Problem description —
Extend the essay on politics, existence, and self with a few paragraphs that begin after its final sentence.

Text —
== Segment start ==

Politics, Existence, and Self
September 7, 2024
I might seem obsessed with politics. Especially as this election nears its gotterdammerung.
But why? What is truly going on with me? For most people it’s barely a peripheral concern, thus treating it all so unseriously. And really, what does it matter to Joe Sixpack, or even to me, what transpires in Washington, or Ukraine, or Gaza. Those involve other people, far distant, who might as well be pebbles from the standpoint of our own lives. True, Washington events might impact our economy, and our pocketbooks. Yet still our individual lives will continue pretty much the same. And a single vote won’t affect much. Why be bothered?
Start with the self. A concept I (and philosophers) have endlessly wrestled with. I know what being me feels like. Sort of. But where does that come from? How do the inanimate muck and fibers in our brains, mere matter, somehow bring it forth? What does it mean to exist — and to know it? Philosophy has never solved this. Nor has neuroscience.
No man is an island, wrote poet John Donne. Yet one’s experiencing of life and the world is confined entirely to the tiny island, separate from the rest of the cosmos, within one’s own skull. And yet too that experiencing — most importantly — involves other islands. We are islands, but islands in a vast archipelago of meaning for us.
What the blazes am I getting at? A million years of evolution programmed us to look out for ourselves — but with a key tool for that being social solidarity, helping each other. I actually happen to be one of the most island-like of people. Never, as a child, getting the instruction manual for relating to others. Nevertheless I share those primordial genes, and even I powerfully view my existence as embedded within that universal sea of meaning that is human society.

== Segment end ==

Entries shown —
== Segment start ==

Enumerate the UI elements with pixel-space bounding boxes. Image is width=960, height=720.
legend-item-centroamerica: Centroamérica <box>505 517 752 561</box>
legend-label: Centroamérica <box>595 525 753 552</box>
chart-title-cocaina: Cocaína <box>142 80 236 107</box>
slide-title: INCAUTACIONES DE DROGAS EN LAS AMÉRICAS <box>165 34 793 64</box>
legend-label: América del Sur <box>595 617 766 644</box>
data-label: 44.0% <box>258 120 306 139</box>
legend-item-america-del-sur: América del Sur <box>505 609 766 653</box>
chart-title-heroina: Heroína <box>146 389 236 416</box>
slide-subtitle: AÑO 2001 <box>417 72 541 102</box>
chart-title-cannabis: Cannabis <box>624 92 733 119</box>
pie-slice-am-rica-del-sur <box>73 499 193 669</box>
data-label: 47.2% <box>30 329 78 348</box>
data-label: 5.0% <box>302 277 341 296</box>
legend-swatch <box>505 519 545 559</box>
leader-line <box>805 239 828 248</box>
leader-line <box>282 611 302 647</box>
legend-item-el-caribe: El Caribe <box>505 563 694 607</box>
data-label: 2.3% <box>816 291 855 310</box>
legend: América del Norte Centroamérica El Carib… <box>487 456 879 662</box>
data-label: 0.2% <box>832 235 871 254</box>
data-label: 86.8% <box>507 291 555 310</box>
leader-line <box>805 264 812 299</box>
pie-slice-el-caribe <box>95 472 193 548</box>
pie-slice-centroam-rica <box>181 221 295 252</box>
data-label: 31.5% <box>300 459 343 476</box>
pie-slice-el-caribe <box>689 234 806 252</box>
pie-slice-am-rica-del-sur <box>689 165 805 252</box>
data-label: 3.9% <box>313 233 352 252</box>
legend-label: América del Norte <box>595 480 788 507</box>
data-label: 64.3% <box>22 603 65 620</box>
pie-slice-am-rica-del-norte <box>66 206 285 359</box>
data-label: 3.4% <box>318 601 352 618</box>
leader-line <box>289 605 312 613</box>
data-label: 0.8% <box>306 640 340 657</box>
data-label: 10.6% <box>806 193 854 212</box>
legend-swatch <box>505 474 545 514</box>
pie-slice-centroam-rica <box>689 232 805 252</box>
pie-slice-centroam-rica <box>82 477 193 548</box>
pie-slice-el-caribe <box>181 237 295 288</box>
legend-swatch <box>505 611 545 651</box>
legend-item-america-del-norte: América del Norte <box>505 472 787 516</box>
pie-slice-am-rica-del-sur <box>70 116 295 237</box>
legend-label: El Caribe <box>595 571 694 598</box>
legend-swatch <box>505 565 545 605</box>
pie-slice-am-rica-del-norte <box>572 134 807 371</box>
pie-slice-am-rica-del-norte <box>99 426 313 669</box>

== Segment end ==

Answer section —
Thus how I see that greater meaning shapes my psyche and life. I want to be part of a society fulfilling that salutary evolutionary imperative of mutual solidarity. A good society, composed of good people. One of truth, reason, and humanity.
That’s at the heart of this election. One side epitomizes that vision of the kind of society I want to inhabit. The other — astoundingly, unprecedentedly, depravedly — does not. Representing indeed its very antithesis.
We throw around such generalities. But let me illustrate with just one small concrete example. Trumpers charge Harris and Democrats with wanting “open borders” — “abolishing” the border even. Despite Harris pledging to sign the bipartisan border control bill, the toughest imaginable — that Republicans killed on orders from Trump, so he could continue ranting “open borders.”
Just one example of the dishonesty at the core of Trumpism — grotesquerie abusing in the most fundamental way the relations among people that undergird society.
What sort of existence would mine be among people so degraded as to reward that?